BEGIN

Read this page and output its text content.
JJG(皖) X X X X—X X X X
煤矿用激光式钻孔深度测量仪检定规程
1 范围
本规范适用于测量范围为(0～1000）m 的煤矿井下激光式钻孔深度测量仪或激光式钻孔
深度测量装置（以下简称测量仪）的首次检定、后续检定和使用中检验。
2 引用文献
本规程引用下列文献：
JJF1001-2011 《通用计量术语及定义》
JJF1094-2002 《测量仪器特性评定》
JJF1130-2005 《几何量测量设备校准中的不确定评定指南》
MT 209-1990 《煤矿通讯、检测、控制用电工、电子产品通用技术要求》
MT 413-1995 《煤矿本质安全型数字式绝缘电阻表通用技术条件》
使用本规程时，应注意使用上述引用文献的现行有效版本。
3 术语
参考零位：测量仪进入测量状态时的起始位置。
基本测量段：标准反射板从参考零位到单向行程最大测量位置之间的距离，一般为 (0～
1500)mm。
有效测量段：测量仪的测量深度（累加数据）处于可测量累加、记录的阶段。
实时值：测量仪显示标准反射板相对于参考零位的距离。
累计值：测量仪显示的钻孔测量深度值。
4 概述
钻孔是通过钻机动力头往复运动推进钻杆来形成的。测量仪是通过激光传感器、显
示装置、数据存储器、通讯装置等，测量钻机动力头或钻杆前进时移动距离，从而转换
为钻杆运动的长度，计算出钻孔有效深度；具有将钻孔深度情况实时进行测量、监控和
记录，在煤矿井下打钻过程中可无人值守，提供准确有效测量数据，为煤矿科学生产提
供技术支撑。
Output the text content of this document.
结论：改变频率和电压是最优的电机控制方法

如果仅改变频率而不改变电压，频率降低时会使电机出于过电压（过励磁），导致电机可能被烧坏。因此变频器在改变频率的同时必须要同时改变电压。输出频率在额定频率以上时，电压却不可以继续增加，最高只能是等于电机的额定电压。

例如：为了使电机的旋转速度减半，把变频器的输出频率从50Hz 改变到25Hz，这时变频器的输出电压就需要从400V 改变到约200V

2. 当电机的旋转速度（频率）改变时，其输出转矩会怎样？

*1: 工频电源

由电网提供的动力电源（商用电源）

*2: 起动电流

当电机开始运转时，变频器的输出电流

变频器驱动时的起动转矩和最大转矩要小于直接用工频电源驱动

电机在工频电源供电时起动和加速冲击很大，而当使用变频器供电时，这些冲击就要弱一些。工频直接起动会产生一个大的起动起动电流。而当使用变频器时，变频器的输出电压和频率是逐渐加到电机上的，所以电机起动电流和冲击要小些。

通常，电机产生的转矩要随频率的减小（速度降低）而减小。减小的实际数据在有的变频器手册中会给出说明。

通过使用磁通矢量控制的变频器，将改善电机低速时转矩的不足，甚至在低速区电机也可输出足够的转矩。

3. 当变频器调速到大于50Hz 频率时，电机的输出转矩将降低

END

> THE EXERCISE: Return every entry verbatim.

> ANSWER TO THE EXERCISE:
Read this page and output its text content.
JJG(皖) X X X X—X X X X
煤矿用激光式钻孔深度测量仪检定规程
1 范围
本规范适用于测量范围为(0～1000）m 的煤矿井下激光式钻孔深度测量仪或激光式钻孔
深度测量装置（以下简称测量仪）的首次检定、后续检定和使用中检验。
2 引用文献
本规程引用下列文献：
JJF1001-2011 《通用计量术语及定义》
JJF1094-2002 《测量仪器特性评定》
JJF1130-2005 《几何量测量设备校准中的不确定评定指南》
MT 209-1990 《煤矿通讯、检测、控制用电工、电子产品通用技术要求》
MT 413-1995 《煤矿本质安全型数字式绝缘电阻表通用技术条件》
使用本规程时，应注意使用上述引用文献的现行有效版本。
3 术语
参考零位：测量仪进入测量状态时的起始位置。
基本测量段：标准反射板从参考零位到单向行程最大测量位置之间的距离，一般为 (0～
1500)mm。
有效测量段：测量仪的测量深度（累加数据）处于可测量累加、记录的阶段。
实时值：测量仪显示标准反射板相对于参考零位的距离。
累计值：测量仪显示的钻孔测量深度值。
4 概述
钻孔是通过钻机动力头往复运动推进钻杆来形成的。测量仪是通过激光传感器、显
示装置、数据存储器、通讯装置等，测量钻机动力头或钻杆前进时移动距离，从而转换
为钻杆运动的长度，计算出钻孔有效深度；具有将钻孔深度情况实时进行测量、监控和
记录，在煤矿井下打钻过程中可无人值守，提供准确有效测量数据，为煤矿科学生产提
供技术支撑。
Output the text content of this document.
结论：改变频率和电压是最优的电机控制方法

如果仅改变频率而不改变电压，频率降低时会使电机出于过电压（过励磁），导致电机可能被烧坏。因此变频器在改变频率的同时必须要同时改变电压。输出频率在额定频率以上时，电压却不可以继续增加，最高只能是等于电机的额定电压。

例如：为了使电机的旋转速度减半，把变频器的输出频率从50Hz 改变到25Hz，这时变频器的输出电压就需要从400V 改变到约200V

2. 当电机的旋转速度（频率）改变时，其输出转矩会怎样？

*1: 工频电源

由电网提供的动力电源（商用电源）

*2: 起动电流

当电机开始运转时，变频器的输出电流

变频器驱动时的起动转矩和最大转矩要小于直接用工频电源驱动

电机在工频电源供电时起动和加速冲击很大，而当使用变频器供电时，这些冲击就要弱一些。工频直接起动会产生一个大的起动起动电流。而当使用变频器时，变频器的输出电压和频率是逐渐加到电机上的，所以电机起动电流和冲击要小些。

通常，电机产生的转矩要随频率的减小（速度降低）而减小。减小的实际数据在有的变频器手册中会给出说明。

通过使用磁通矢量控制的变频器，将改善电机低速时转矩的不足，甚至在低速区电机也可输出足够的转矩。

3. 当变频器调速到大于50Hz 频率时，电机的输出转矩将降低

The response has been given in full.